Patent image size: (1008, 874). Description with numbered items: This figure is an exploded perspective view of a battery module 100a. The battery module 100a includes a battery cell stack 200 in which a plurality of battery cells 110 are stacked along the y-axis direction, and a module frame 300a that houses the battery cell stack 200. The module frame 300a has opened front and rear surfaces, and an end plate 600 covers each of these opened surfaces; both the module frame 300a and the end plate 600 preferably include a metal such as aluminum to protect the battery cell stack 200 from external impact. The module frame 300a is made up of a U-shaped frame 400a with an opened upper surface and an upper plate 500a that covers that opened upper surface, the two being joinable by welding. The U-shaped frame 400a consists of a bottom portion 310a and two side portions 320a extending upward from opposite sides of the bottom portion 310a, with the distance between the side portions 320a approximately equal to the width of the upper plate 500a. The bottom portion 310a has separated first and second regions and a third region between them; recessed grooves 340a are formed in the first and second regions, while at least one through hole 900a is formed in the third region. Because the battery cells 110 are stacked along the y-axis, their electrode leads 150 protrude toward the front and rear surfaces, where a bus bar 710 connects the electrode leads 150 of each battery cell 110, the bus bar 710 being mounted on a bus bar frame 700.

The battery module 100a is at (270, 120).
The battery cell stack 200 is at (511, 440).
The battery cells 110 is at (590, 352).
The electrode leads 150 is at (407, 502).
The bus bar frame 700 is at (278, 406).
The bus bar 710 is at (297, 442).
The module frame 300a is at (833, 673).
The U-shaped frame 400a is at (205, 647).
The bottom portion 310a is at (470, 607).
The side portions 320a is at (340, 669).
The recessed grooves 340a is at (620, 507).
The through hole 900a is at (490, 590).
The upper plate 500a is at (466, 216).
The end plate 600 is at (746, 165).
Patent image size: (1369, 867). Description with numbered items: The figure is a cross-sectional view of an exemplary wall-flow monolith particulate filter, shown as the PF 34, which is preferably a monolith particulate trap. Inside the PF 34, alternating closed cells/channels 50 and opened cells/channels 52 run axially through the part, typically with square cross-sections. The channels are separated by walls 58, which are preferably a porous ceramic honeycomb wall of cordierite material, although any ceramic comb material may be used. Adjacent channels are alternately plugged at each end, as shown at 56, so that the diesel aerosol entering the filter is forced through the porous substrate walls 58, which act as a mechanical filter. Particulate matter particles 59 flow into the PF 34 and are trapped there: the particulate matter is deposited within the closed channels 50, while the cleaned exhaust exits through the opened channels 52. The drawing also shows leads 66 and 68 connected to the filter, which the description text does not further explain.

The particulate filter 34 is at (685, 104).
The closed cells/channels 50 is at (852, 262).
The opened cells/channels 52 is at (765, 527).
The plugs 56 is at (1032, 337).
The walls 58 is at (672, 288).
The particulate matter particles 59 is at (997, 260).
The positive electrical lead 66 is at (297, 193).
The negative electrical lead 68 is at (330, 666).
-----
▶ _WHAT TO DO_:
In full and word for word, set down the records shown above.

▶ _SOLUTION TO THIS EXERCISE_:
Patent image size: (1008, 874). Description with numbered items: This figure is an exploded perspective view of a battery module 100a. The battery module 100a includes a battery cell stack 200 in which a plurality of battery cells 110 are stacked along the y-axis direction, and a module frame 300a that houses the battery cell stack 200. The module frame 300a has opened front and rear surfaces, and an end plate 600 covers each of these opened surfaces; both the module frame 300a and the end plate 600 preferably include a metal such as aluminum to protect the battery cell stack 200 from external impact. The module frame 300a is made up of a U-shaped frame 400a with an opened upper surface and an upper plate 500a that covers that opened upper surface, the two being joinable by welding. The U-shaped frame 400a consists of a bottom portion 310a and two side portions 320a extending upward from opposite sides of the bottom portion 310a, with the distance between the side portions 320a approximately equal to the width of the upper plate 500a. The bottom portion 310a has separated first and second regions and a third region between them; recessed grooves 340a are formed in the first and second regions, while at least one through hole 900a is formed in the third region. Because the battery cells 110 are stacked along the y-axis, their electrode leads 150 protrude toward the front and rear surfaces, where a bus bar 710 connects the electrode leads 150 of each battery cell 110, the bus bar 710 being mounted on a bus bar frame 700.

The battery module 100a is at (270, 120).
The battery cell stack 200 is at (511, 440).
The battery cells 110 is at (590, 352).
The electrode leads 150 is at (407, 502).
The bus bar frame 700 is at (278, 406).
The bus bar 710 is at (297, 442).
The module frame 300a is at (833, 673).
The U-shaped frame 400a is at (205, 647).
The bottom portion 310a is at (470, 607).
The side portions 320a is at (340, 669).
The recessed grooves 340a is at (620, 507).
The through hole 900a is at (490, 590).
The upper plate 500a is at (466, 216).
The end plate 600 is at (746, 165).
Patent image size: (1369, 867). Description with numbered items: The figure is a cross-sectional view of an exemplary wall-flow monolith particulate filter, shown as the PF 34, which is preferably a monolith particulate trap. Inside the PF 34, alternating closed cells/channels 50 and opened cells/channels 52 run axially through the part, typically with square cross-sections. The channels are separated by walls 58, which are preferably a porous ceramic honeycomb wall of cordierite material, although any ceramic comb material may be used. Adjacent channels are alternately plugged at each end, as shown at 56, so that the diesel aerosol entering the filter is forced through the porous substrate walls 58, which act as a mechanical filter. Particulate matter particles 59 flow into the PF 34 and are trapped there: the particulate matter is deposited within the closed channels 50, while the cleaned exhaust exits through the opened channels 52. The drawing also shows leads 66 and 68 connected to the filter, which the description text does not further explain.

The particulate filter 34 is at (685, 104).
The closed cells/channels 50 is at (852, 262).
The opened cells/channels 52 is at (765, 527).
The plugs 56 is at (1032, 337).
The walls 58 is at (672, 288).
The particulate matter particles 59 is at (997, 260).
The positive electrical lead 66 is at (297, 193).
The negative electrical lead 68 is at (330, 666).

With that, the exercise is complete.